In the Ragged Mountain ski thread, copy word for word the passage that starts at "Folks were so" and ends after "MadMadWorld (Dec 26, 2013)".

-- Source start --

# Ragged 12/24 & 25/2013



## Abubob (Dec 26, 2013)

*Date(s) Skied: * Dec 24 and 25, 2013

*Resort or Ski Area: * Ragged Mt., Danbury, NH

*Conditions: * Really Really Hard Pack

*Trip Report: * Its awesome to see all the Jesuit Solstice reports after the drenching we got. The conditions at Ragged were very similar to everywhere else. The best skiing by far on Tuesday the 24[SUP]th[/SUP] was on Flying Yankee. Soft groomed snow edge to edge. Next best was Blueberry to Lower Ridge with kind of a golf ball finish. Nto be confused with Upper Ridge to Newfound Ridge to Main Street to Village Green, which was hardened corduroy that made a BBBpppppccccchhhh sound each turn. And since they were blowing snow on Exhibition all day I didn’t care to try it.

Wednesday was a bit more even. The cord had been smoothed by the numerous skiers. Exhibition hadn’t been groomed with huge whales top to bottom but at least they weren’t blowing snow at that point.

I will post photos and am working on another short edit vid.


----------



## Abubob (Dec 26, 2013)

The promised photos:

The snow was melting in the sunny side going up and freezing on the shady side coming down - kinda icy




Exhibiation Snowmaking by Bob Misu, on Flickr

I just thought this look cool




Scallop sky by Bob Misu, on Flickr

Folks were so amazed by what Showoboat is really made of I had to take a closer look




Showboat scree field by Bob Misu, on Flickr


----------



## MadMadWorld (Dec 26, 2013)

That second shot is very cool!


----------



## Abubob (Dec 27, 2013)

Thanks Mad.

The edit is coming along very slowly so here's something unedited almost directly from the Gopro. The guy in orange is 70 years old thus the title.


----------



## MadMadWorld (Dec 27, 2013)

Abubob said:


> Thanks Mad.
> 
> The edit is coming along very slowly so here's something unedited almost directly from the Gopro. The guy in orange is 70 years old thus the title.



I hope I can ski like that at 70


----------



## Abubob (Dec 27, 2013)

MadMadWorld said:


> I hope I can ski like that at 70



His only complaint was that he couldn't keep his hood up over his helmet. I wonder why? :roll:


----------

-- Source end --
-- Data start --

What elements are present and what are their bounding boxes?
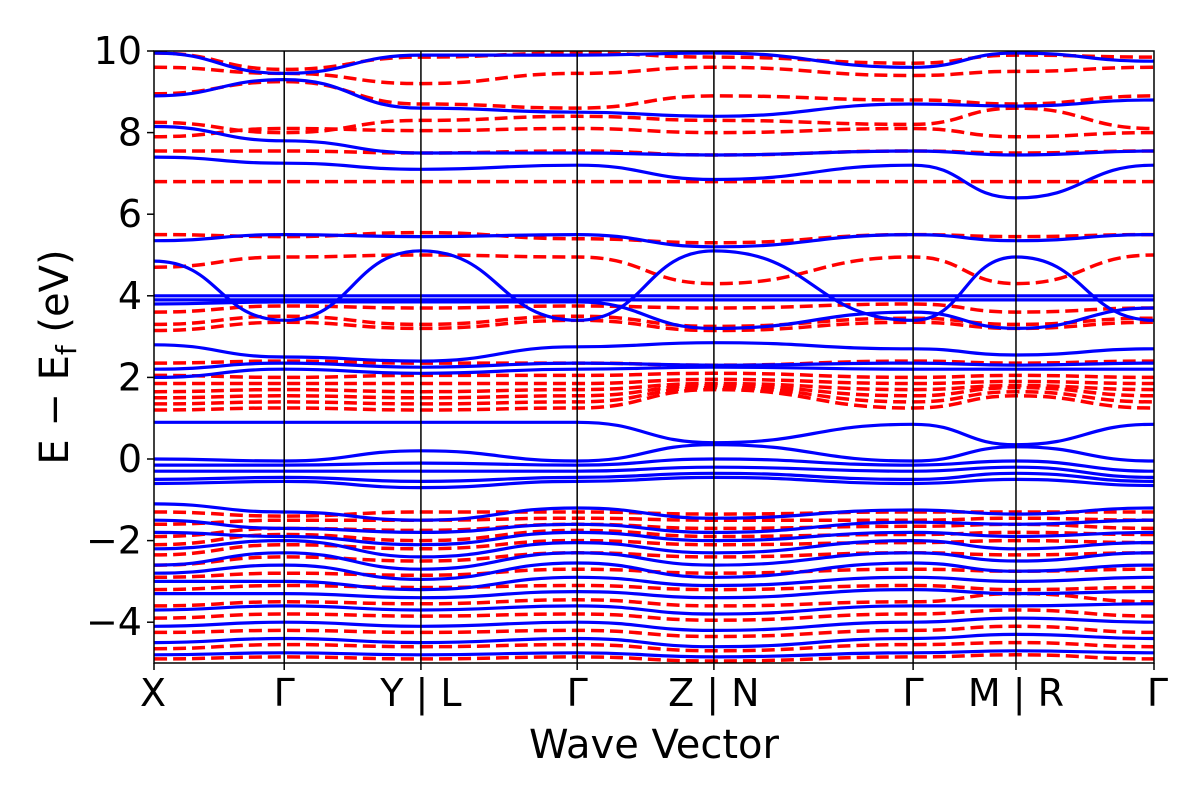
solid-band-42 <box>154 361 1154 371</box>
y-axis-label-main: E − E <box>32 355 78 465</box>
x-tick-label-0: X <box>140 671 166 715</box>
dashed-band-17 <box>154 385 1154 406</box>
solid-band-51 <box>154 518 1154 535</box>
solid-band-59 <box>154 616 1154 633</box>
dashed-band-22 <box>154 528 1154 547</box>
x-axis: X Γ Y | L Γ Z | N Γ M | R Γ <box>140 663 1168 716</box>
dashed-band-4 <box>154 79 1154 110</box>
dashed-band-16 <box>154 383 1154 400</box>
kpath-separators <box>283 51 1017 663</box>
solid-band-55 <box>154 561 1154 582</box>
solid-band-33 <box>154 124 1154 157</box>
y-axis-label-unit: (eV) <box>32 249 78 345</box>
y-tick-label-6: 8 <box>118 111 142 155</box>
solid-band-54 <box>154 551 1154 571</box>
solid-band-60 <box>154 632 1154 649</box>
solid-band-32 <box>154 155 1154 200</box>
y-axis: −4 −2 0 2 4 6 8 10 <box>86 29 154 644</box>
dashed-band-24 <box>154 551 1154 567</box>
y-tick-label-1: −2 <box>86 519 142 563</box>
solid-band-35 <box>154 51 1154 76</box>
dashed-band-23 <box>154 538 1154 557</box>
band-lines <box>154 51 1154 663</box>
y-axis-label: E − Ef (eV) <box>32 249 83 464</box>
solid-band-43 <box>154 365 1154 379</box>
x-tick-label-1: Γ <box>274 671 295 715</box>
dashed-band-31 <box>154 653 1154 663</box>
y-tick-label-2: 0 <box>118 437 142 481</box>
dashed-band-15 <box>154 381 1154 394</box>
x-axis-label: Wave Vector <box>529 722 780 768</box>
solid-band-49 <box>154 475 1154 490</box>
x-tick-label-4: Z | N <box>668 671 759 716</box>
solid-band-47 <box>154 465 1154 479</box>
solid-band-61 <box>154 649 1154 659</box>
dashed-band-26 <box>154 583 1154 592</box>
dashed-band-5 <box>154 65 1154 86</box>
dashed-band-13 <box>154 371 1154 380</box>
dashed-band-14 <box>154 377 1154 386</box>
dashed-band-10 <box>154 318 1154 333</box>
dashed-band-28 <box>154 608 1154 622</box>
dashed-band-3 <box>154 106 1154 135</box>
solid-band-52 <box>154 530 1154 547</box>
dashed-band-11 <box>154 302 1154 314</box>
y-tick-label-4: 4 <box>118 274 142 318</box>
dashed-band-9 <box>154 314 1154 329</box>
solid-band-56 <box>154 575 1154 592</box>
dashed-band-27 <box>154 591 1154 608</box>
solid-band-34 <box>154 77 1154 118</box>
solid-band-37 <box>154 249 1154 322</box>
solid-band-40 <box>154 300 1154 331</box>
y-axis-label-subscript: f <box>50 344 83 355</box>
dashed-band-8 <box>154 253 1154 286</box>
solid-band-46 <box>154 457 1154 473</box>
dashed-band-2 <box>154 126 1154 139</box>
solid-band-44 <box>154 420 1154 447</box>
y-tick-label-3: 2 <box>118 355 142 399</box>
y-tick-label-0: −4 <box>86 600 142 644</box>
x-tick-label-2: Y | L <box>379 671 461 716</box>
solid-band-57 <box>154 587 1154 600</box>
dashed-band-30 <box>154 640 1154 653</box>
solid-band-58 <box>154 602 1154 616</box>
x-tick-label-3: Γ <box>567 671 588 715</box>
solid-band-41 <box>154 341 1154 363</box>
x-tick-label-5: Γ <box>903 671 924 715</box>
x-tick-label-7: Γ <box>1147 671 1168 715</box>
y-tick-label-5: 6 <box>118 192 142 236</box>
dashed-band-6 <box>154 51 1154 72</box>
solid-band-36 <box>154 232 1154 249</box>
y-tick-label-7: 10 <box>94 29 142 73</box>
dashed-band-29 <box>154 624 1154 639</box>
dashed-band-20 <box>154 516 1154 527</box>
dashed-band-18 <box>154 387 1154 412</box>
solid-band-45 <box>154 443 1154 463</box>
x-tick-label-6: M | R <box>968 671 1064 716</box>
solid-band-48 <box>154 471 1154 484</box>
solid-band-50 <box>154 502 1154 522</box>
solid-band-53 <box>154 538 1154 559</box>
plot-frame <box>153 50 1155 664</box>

-- Data end --
-- Data start --

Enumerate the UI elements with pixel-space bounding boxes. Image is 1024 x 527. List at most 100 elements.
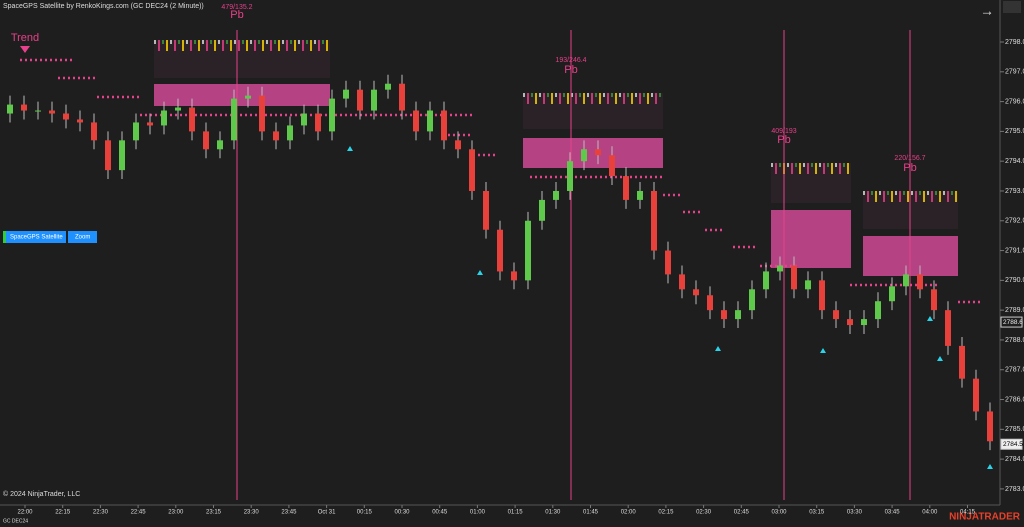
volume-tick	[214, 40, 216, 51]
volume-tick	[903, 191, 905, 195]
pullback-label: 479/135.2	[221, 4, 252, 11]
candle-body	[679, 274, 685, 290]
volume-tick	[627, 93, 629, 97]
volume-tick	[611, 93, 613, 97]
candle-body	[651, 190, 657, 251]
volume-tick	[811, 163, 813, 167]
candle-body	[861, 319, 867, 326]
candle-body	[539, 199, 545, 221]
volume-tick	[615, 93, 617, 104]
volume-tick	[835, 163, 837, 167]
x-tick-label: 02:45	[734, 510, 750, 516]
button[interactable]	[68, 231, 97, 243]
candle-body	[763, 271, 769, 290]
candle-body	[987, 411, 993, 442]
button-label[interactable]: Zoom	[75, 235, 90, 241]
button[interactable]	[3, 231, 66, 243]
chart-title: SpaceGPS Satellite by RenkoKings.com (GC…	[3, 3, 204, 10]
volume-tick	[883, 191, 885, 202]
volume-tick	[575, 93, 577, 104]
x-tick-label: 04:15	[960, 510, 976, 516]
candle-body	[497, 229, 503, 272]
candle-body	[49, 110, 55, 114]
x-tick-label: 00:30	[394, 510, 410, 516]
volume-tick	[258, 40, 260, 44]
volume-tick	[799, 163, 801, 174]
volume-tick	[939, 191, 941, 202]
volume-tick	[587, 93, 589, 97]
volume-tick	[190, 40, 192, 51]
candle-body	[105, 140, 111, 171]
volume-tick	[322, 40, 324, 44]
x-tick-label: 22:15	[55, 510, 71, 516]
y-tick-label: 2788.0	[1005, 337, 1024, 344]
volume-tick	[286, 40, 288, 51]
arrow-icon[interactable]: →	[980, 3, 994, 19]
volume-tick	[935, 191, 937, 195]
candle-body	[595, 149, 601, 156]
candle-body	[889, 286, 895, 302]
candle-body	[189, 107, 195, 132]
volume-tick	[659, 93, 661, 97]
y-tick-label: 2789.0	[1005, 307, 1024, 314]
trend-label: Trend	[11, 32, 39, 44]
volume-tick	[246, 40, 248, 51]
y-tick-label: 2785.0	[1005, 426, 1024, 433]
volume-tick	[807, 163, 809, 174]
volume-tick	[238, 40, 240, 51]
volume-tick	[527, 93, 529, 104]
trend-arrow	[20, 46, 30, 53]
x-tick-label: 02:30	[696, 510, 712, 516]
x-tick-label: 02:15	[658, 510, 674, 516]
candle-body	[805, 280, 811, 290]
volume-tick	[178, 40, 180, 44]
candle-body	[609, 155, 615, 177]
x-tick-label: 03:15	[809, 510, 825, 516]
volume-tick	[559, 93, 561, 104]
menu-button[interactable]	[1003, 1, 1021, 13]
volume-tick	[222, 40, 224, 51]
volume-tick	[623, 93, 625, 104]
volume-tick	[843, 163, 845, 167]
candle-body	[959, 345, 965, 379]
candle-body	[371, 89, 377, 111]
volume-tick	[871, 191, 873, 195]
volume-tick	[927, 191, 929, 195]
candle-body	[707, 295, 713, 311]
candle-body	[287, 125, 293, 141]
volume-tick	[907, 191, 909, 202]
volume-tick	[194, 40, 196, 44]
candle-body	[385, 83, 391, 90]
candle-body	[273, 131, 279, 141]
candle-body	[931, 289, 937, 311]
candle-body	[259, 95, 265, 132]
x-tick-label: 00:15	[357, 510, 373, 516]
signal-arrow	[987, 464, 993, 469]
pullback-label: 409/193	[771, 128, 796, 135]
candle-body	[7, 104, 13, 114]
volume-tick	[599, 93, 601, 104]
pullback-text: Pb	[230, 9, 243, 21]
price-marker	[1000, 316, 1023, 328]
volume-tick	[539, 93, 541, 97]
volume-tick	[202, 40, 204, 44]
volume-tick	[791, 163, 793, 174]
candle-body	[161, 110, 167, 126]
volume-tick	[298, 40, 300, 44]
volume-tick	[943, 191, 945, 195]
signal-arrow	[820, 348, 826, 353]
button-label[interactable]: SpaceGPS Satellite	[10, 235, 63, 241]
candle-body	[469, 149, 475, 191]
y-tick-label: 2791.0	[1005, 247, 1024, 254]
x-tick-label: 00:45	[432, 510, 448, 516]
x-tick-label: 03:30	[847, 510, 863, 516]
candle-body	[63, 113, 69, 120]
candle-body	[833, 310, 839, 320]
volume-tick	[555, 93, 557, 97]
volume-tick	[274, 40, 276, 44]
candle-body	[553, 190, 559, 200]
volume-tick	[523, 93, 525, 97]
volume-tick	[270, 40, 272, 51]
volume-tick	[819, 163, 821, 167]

-- Data end --
-- Data start --

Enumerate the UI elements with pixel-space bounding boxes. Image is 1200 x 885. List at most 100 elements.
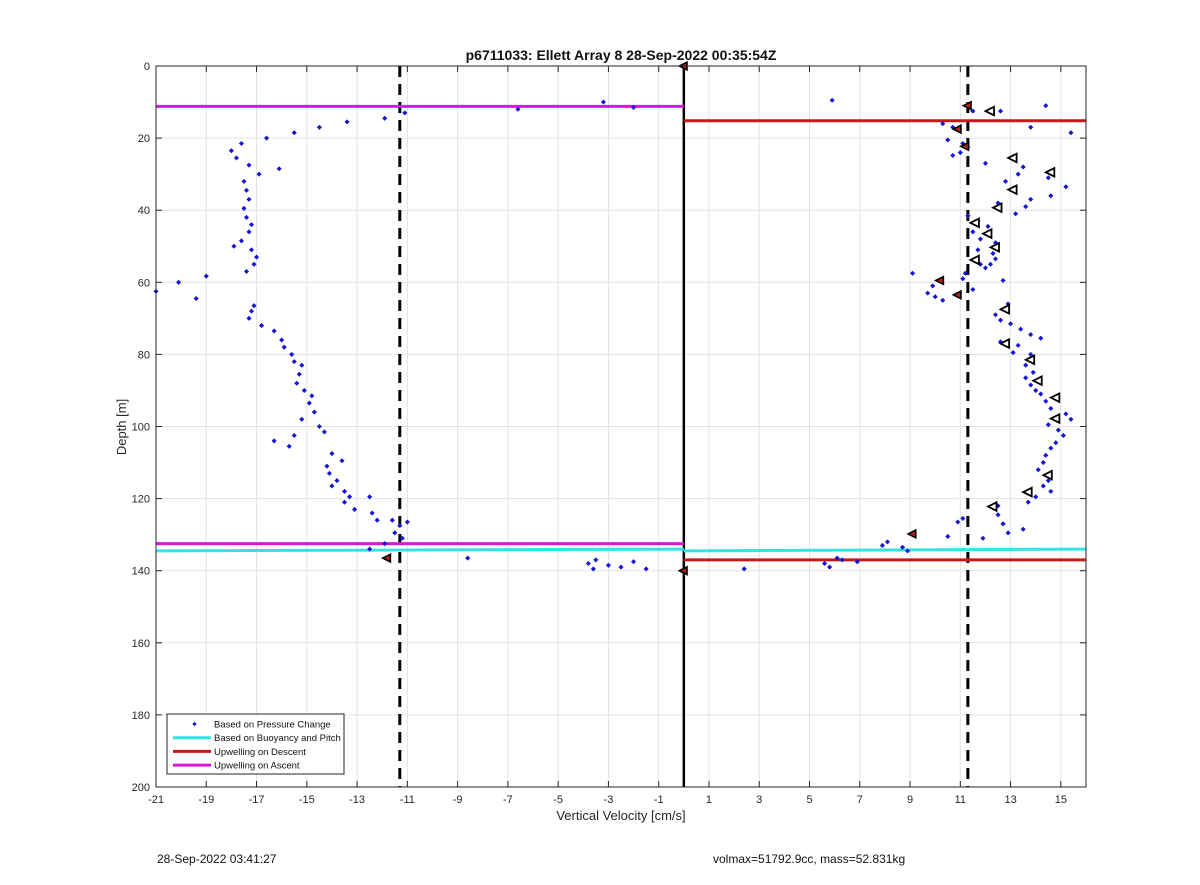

-- Data end --

▶ **Reply**:
Folks were so amazed by what Showoboat is really made of I had to take a closer look




Showboat scree field by Bob Misu, on Flickr


----------



## MadMadWorld (Dec 26, 2013)